**What to work on:** In the listing below, locate the lines that hold "write" and copy them.
==== Records for this exercise ====
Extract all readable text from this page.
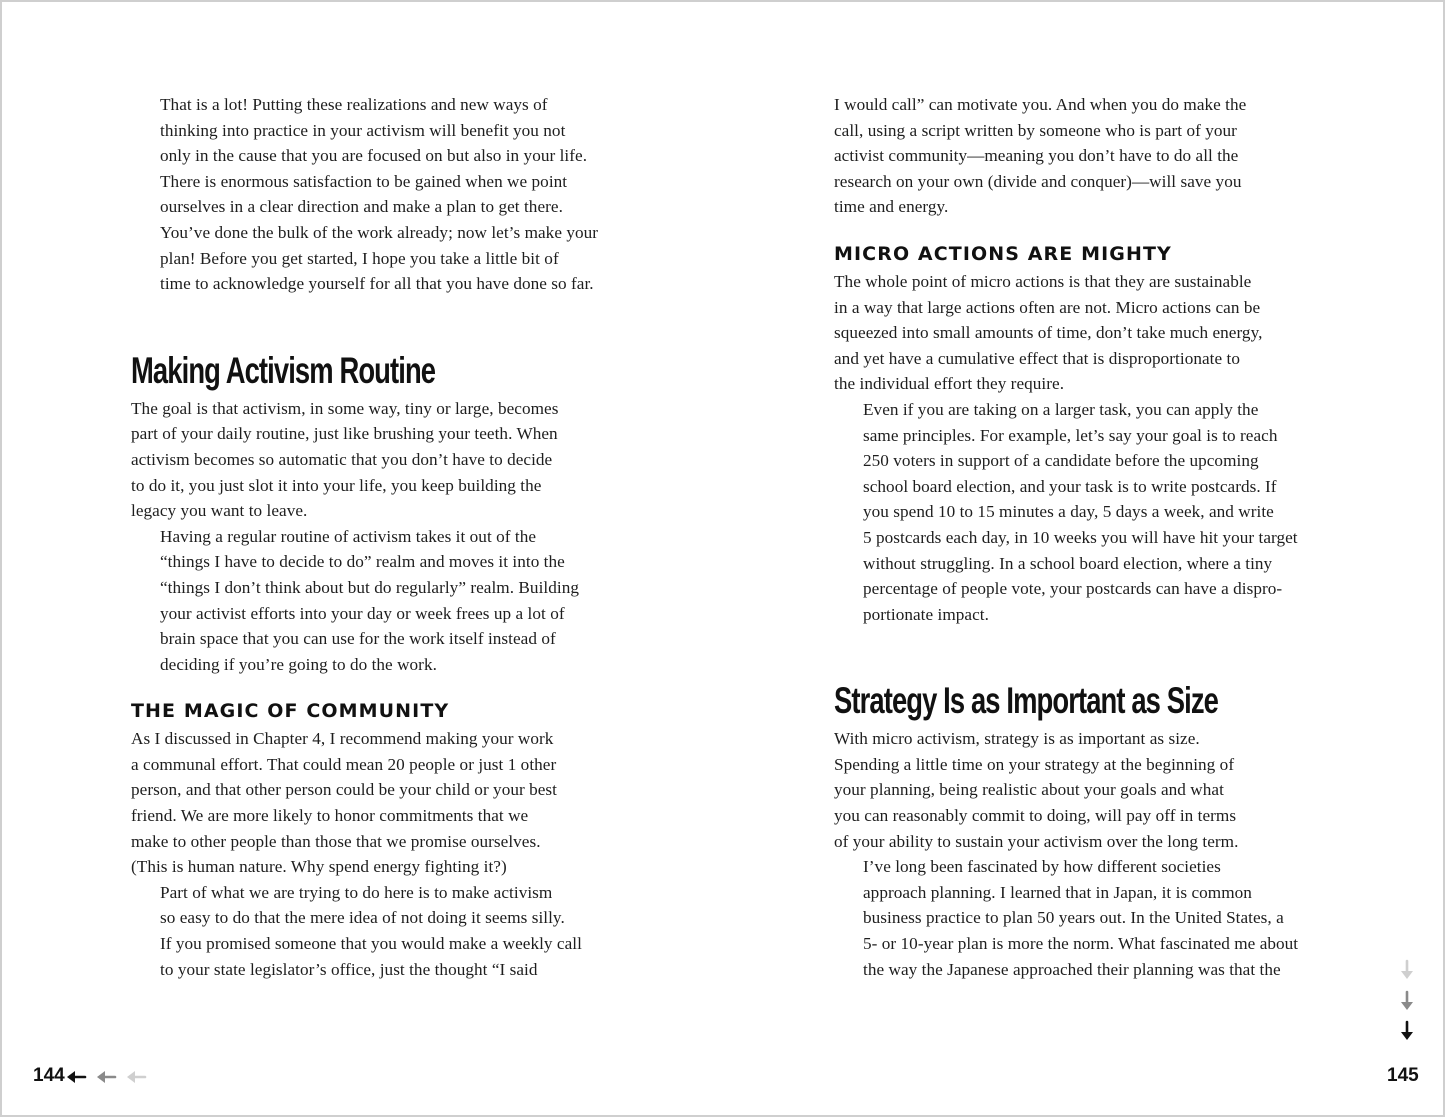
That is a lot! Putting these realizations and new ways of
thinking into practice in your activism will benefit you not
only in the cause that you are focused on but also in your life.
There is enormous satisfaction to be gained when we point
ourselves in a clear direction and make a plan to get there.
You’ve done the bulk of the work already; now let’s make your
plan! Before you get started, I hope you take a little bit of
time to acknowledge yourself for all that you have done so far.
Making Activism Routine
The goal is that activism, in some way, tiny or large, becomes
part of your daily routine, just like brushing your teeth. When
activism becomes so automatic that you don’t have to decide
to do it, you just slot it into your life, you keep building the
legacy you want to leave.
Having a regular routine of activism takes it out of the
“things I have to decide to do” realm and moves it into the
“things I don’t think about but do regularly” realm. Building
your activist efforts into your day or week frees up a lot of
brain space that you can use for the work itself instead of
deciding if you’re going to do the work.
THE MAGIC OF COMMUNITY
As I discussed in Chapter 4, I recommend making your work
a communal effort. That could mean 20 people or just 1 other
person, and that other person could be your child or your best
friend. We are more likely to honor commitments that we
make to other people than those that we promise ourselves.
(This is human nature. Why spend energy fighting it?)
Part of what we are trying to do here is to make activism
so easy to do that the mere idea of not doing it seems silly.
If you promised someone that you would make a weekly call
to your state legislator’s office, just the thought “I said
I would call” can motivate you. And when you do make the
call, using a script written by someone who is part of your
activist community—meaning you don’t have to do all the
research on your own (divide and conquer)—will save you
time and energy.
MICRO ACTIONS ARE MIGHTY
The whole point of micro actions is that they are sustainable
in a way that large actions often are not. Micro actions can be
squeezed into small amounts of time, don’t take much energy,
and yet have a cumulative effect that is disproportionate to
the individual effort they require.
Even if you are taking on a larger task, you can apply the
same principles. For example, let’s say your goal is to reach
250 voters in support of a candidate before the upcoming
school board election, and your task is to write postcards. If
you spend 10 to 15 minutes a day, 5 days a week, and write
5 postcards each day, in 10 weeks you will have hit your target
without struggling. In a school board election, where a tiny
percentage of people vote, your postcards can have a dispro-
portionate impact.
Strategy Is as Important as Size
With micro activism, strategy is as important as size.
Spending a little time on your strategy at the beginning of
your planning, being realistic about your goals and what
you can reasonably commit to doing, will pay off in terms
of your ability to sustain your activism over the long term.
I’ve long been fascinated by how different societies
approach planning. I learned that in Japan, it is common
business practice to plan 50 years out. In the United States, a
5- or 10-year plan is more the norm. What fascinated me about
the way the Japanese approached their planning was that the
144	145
====
==== Records for this exercise ====
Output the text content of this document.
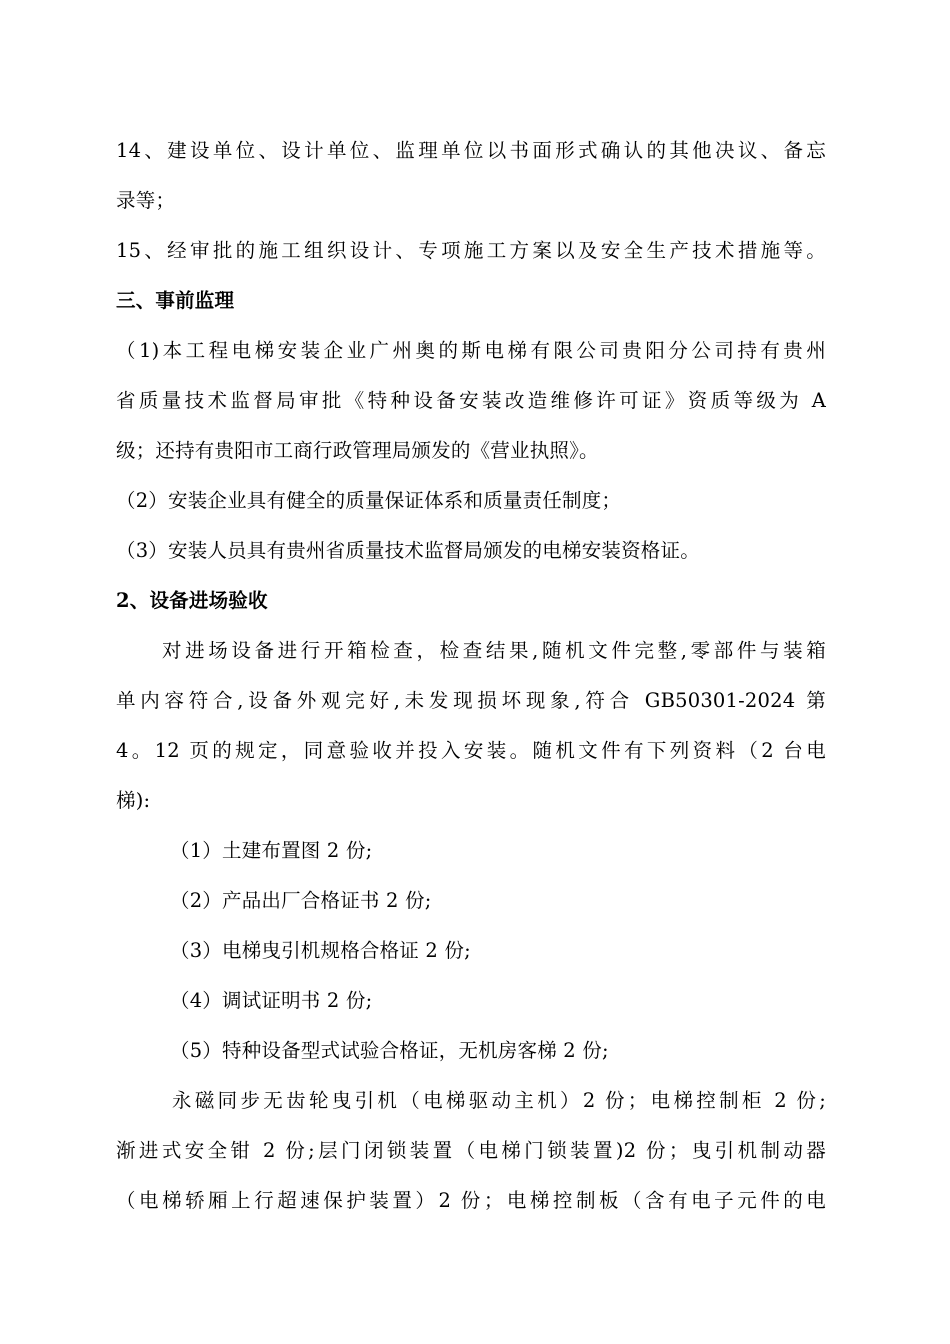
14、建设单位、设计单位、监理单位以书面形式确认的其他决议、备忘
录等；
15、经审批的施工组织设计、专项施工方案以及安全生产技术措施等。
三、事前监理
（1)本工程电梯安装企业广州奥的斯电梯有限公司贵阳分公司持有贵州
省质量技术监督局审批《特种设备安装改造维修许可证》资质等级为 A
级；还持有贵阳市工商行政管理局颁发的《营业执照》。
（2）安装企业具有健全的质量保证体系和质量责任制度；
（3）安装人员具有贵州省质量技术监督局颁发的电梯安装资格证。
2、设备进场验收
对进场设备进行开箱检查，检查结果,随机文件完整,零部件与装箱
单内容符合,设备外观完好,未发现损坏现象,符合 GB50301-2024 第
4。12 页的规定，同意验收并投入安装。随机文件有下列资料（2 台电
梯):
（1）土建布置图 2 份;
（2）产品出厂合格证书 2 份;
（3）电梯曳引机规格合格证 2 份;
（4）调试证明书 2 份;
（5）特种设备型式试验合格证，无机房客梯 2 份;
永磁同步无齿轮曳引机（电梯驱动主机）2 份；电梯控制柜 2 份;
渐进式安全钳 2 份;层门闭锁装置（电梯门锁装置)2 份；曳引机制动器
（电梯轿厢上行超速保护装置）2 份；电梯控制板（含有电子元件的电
====
**The output:**
school board election, and your task is to write postcards. If
you spend 10 to 15 minutes a day, 5 days a week, and write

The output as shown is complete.